• [BRIEF]:
Output exactly the lines from the line with "Output a JSON" through the end of the records below. Include nothing else.

• [Figure dataset records]:
● ● ●
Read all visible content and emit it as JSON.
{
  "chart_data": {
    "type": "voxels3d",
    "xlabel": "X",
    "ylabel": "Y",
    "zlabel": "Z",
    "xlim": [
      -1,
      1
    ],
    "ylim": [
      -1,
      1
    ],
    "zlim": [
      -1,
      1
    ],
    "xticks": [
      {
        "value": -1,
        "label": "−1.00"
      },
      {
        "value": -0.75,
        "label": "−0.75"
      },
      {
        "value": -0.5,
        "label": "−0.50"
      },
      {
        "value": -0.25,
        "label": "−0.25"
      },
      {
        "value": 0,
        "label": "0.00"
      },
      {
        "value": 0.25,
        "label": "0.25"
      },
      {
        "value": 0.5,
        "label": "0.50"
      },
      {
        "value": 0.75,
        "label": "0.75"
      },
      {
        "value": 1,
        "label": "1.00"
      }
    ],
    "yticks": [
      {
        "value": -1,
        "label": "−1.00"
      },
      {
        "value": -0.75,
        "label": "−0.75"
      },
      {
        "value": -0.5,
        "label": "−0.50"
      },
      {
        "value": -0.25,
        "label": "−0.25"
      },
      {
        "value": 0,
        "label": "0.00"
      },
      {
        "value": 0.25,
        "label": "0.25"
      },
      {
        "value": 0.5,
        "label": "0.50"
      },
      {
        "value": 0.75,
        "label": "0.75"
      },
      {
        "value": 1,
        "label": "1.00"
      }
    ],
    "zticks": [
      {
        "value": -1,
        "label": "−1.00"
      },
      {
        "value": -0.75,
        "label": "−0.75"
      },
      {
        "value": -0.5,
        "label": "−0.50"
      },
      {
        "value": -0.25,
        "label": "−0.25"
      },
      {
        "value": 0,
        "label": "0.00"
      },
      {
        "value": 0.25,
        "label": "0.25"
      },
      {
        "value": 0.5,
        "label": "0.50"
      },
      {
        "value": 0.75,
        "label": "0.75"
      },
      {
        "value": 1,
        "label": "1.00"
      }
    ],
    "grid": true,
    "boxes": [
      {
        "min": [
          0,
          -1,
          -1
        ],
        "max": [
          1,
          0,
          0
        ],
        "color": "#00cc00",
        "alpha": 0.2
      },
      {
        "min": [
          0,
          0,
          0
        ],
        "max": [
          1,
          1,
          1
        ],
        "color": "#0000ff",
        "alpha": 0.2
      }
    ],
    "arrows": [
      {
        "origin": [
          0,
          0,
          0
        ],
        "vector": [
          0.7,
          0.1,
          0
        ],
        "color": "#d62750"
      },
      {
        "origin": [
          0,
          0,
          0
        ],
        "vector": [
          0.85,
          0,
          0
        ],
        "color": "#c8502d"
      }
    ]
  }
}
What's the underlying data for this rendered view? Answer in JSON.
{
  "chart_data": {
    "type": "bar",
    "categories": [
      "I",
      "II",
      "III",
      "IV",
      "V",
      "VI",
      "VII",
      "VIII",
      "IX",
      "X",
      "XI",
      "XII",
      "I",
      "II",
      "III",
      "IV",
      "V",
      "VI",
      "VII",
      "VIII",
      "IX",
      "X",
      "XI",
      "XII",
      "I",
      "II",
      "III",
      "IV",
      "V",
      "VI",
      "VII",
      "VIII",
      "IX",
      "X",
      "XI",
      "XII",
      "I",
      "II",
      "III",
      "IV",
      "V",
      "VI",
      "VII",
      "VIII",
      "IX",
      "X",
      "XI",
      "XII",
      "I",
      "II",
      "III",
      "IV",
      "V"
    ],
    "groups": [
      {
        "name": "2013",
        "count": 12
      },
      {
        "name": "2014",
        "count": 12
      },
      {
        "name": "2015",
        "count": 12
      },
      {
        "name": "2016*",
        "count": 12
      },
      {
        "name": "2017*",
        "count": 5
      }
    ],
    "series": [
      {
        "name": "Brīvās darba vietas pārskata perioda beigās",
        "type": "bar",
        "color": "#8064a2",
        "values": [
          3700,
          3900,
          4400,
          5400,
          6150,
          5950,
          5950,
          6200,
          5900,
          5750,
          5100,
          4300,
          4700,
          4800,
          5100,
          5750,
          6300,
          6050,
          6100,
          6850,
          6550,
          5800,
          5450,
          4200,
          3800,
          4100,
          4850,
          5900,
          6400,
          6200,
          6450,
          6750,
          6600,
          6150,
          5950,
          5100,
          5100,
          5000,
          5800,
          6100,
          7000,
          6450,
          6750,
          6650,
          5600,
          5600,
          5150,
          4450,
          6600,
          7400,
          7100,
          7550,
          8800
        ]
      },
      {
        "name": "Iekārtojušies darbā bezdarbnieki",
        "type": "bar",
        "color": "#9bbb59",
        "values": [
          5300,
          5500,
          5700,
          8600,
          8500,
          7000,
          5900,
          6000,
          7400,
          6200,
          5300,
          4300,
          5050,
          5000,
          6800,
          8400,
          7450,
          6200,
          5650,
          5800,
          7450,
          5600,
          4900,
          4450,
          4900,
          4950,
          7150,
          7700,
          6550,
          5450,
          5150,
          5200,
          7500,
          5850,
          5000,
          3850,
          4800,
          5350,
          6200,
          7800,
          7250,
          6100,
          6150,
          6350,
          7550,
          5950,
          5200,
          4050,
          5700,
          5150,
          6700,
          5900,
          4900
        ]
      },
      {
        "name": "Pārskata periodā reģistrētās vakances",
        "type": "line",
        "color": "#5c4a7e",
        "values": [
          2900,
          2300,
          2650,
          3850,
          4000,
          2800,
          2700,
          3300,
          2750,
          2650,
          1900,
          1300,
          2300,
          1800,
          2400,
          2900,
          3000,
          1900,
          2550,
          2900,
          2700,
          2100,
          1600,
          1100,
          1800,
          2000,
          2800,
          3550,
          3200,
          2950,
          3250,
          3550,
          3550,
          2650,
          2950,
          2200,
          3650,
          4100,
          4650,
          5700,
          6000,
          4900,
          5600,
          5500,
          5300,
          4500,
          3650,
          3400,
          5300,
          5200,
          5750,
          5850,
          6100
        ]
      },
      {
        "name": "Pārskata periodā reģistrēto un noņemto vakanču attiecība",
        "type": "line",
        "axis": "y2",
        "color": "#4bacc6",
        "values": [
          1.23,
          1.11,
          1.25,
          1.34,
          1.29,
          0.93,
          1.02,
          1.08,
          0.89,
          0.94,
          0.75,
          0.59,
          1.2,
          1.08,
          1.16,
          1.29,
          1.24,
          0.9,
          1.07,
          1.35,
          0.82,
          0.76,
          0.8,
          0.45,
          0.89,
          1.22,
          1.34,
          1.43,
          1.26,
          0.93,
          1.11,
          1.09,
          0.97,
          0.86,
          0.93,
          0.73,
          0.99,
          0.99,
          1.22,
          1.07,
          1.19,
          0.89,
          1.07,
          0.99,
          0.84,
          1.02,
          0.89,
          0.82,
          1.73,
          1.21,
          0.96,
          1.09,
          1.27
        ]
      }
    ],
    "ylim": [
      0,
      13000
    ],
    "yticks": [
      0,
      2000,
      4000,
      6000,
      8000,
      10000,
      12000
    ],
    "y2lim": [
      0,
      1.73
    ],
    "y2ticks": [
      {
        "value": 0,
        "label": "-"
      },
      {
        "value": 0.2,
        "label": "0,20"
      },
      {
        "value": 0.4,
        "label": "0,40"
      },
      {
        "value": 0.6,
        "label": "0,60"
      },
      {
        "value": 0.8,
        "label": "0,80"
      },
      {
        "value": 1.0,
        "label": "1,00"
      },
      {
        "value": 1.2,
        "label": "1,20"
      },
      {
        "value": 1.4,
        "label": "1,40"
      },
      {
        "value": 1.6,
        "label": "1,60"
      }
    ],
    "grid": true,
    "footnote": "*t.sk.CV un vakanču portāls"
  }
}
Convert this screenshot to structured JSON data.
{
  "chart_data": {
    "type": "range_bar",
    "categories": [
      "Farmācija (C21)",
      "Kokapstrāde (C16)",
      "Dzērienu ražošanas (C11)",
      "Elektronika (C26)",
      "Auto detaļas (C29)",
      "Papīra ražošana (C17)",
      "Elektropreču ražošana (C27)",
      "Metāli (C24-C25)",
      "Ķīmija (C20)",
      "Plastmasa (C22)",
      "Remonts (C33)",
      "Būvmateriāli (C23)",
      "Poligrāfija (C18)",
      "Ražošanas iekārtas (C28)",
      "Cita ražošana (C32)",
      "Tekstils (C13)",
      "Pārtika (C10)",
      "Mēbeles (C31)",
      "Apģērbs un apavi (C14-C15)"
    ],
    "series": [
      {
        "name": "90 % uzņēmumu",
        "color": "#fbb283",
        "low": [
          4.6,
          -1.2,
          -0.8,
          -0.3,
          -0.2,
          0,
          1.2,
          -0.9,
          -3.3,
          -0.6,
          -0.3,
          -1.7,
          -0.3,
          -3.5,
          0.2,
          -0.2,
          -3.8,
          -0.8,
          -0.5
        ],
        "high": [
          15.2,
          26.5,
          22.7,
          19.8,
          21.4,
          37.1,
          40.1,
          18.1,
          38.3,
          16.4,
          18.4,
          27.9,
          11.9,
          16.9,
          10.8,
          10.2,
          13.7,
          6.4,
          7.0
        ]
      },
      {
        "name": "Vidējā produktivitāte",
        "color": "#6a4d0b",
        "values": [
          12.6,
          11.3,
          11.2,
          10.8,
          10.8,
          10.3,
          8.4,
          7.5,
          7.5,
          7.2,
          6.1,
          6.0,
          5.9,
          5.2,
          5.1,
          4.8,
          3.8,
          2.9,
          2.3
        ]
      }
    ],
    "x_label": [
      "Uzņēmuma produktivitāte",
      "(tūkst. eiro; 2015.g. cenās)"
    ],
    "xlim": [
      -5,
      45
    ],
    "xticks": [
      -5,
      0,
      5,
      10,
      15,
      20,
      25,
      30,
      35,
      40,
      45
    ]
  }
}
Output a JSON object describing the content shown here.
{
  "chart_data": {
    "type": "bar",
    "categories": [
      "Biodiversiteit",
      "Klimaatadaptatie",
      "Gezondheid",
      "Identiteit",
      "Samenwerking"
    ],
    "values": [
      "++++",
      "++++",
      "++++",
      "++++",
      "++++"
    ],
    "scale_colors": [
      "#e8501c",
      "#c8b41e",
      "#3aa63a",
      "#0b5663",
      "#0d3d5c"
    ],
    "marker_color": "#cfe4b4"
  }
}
● ● ●
• [COMPLETED TASK]:
Output a JSON object describing the content shown here.
{
  "chart_data": {
    "type": "bar",
    "categories": [
      "Biodiversiteit",
      "Klimaatadaptatie",
      "Gezondheid",
      "Identiteit",
      "Samenwerking"
    ],
    "values": [
      "++++",
      "++++",
      "++++",
      "++++",
      "++++"
    ],
    "scale_colors": [
      "#e8501c",
      "#c8b41e",
      "#3aa63a",
      "#0b5663",
      "#0d3d5c"
    ],
    "marker_color": "#cfe4b4"
  }
}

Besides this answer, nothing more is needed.